_Given task_
Tally how many lines hold the string "иные". Your reply should be that number alone.

_Supplied records_
--------------------------------------------------
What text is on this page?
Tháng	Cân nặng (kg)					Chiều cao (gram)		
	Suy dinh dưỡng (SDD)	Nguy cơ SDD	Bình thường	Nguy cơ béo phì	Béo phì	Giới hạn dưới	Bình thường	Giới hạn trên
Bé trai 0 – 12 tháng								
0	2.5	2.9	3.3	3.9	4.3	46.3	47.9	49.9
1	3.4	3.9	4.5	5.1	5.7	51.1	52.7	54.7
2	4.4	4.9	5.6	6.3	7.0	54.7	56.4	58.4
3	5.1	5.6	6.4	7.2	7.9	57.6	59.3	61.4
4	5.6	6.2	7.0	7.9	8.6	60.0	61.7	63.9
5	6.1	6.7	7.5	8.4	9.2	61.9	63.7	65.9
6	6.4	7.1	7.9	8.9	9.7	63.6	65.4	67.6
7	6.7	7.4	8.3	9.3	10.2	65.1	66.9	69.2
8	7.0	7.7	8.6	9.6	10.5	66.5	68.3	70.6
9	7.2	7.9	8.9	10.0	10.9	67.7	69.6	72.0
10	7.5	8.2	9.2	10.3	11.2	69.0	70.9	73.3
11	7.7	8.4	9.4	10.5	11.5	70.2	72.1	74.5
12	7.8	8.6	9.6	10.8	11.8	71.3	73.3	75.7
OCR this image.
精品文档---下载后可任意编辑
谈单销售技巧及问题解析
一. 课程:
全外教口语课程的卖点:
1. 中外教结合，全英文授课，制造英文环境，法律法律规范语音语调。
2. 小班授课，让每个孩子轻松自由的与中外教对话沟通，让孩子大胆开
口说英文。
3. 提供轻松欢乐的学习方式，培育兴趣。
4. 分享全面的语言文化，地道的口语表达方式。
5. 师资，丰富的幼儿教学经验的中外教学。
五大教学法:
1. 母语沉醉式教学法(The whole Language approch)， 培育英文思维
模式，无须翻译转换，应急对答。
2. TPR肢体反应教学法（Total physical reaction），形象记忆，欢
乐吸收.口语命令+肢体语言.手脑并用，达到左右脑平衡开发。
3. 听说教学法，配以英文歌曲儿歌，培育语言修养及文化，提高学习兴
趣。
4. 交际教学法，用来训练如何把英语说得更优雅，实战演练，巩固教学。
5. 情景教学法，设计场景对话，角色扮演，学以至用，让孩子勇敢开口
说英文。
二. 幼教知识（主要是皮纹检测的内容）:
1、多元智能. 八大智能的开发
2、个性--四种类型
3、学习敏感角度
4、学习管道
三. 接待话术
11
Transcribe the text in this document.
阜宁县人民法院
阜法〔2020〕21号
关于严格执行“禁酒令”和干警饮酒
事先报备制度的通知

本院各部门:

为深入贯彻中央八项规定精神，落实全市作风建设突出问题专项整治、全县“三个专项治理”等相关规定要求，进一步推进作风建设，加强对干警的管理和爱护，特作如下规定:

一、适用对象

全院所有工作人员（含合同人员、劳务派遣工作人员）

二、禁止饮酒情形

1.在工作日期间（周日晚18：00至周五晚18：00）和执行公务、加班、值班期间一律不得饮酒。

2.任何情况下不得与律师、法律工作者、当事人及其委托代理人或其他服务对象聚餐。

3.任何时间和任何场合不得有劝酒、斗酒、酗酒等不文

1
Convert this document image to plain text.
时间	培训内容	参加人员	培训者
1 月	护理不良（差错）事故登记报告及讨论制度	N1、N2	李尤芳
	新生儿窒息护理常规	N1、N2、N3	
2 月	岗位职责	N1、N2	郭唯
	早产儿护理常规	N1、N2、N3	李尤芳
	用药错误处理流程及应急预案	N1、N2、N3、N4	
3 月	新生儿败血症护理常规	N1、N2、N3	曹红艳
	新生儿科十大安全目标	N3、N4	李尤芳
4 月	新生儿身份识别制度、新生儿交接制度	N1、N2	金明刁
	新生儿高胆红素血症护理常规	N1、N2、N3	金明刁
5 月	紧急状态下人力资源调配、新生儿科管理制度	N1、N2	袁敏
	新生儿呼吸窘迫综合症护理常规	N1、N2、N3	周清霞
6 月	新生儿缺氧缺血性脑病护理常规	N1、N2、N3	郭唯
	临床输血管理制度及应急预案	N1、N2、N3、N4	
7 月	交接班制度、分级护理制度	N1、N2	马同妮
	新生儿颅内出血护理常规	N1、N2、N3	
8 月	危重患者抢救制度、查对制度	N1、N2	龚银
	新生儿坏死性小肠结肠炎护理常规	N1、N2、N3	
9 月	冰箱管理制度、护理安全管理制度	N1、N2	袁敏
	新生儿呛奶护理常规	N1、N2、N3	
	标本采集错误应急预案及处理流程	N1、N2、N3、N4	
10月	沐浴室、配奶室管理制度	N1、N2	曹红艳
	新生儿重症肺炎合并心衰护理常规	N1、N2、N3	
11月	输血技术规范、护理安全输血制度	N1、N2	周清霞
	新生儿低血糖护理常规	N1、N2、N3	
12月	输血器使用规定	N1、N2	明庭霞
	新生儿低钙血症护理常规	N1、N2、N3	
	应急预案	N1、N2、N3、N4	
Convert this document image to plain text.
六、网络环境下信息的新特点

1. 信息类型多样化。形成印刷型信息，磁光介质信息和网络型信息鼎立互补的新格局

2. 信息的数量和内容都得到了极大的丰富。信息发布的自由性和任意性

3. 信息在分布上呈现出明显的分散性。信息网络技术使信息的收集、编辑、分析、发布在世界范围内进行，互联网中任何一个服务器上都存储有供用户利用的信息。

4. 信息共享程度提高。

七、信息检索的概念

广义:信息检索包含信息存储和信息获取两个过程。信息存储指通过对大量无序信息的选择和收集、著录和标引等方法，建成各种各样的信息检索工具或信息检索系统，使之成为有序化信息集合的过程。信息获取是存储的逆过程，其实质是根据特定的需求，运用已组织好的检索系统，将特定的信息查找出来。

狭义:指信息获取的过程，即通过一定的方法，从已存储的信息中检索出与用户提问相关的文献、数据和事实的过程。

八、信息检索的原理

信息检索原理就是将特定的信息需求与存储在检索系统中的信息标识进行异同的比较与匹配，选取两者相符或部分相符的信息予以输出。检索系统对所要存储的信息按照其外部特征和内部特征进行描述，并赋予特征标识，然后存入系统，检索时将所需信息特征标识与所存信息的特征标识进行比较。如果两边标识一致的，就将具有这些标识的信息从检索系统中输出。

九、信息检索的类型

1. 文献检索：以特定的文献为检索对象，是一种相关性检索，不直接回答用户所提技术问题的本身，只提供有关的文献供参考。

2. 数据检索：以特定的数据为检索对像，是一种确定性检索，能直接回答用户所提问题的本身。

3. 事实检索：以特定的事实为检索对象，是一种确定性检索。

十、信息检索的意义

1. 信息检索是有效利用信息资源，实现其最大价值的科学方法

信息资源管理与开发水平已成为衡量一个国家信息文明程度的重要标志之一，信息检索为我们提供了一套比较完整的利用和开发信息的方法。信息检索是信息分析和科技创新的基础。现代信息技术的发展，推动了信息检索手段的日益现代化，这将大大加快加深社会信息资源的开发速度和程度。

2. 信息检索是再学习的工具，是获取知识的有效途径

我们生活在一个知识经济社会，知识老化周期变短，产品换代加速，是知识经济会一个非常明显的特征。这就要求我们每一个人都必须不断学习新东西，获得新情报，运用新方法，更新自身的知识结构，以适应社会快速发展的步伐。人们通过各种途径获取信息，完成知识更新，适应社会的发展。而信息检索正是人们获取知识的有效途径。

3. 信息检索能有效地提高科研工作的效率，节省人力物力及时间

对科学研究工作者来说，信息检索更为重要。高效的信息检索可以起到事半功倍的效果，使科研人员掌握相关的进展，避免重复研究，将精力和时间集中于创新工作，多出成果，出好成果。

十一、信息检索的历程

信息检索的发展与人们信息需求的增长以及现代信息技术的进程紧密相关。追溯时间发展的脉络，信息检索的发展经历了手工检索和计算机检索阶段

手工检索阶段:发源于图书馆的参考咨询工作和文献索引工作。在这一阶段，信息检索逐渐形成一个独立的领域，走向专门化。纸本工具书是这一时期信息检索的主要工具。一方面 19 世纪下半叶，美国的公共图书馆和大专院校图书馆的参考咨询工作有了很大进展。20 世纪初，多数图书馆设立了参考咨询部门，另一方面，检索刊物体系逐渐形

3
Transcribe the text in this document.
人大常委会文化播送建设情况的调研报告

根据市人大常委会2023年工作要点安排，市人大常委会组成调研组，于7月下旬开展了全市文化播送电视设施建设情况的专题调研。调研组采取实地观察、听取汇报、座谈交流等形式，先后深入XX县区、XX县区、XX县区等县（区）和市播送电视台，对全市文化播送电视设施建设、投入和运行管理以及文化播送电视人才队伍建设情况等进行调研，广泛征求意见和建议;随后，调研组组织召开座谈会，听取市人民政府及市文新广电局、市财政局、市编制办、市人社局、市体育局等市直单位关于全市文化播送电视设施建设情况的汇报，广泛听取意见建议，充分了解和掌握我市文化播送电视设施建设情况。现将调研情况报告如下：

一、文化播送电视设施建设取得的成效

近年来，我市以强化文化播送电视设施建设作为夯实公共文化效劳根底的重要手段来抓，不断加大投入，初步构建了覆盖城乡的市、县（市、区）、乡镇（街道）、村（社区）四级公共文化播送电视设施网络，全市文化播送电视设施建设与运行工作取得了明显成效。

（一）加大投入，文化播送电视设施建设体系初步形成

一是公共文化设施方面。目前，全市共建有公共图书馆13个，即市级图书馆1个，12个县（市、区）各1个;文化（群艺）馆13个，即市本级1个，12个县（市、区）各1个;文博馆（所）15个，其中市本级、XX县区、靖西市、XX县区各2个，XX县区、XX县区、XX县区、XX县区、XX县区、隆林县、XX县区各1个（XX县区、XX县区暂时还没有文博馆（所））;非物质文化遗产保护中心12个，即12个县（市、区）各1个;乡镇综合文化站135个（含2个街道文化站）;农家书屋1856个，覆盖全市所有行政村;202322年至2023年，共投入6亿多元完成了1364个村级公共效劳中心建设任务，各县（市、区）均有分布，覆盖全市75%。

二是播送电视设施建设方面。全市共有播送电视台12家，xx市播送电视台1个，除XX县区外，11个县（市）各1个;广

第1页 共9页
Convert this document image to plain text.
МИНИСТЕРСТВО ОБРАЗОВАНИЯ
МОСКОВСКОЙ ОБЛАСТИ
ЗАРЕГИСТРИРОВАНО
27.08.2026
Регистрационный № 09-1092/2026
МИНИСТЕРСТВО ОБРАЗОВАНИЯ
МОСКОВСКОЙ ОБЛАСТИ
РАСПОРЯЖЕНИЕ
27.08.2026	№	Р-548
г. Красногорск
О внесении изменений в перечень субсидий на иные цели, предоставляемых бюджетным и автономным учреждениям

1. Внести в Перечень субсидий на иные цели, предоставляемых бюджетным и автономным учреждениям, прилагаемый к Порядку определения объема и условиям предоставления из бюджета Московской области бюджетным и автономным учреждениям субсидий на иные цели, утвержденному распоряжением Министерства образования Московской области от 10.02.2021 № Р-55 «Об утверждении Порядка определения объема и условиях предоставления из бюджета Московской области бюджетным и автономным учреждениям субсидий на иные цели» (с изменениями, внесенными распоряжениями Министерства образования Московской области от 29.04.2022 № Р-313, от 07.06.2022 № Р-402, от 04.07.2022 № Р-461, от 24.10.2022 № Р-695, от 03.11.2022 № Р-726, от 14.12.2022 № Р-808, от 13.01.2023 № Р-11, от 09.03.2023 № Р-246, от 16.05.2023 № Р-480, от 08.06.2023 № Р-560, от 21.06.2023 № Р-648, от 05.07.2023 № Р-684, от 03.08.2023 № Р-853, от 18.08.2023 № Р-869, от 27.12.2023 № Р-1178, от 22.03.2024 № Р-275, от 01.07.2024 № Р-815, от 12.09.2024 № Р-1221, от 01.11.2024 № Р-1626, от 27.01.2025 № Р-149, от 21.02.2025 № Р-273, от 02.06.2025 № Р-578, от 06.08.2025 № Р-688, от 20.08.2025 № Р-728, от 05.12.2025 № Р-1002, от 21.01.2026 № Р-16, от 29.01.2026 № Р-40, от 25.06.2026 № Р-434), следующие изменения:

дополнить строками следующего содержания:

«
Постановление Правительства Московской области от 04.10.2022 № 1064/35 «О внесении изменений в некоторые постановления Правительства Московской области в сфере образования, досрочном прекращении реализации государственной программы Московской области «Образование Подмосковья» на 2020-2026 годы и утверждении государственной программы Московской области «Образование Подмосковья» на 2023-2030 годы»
--------------------------------------------------
_Written answer_
2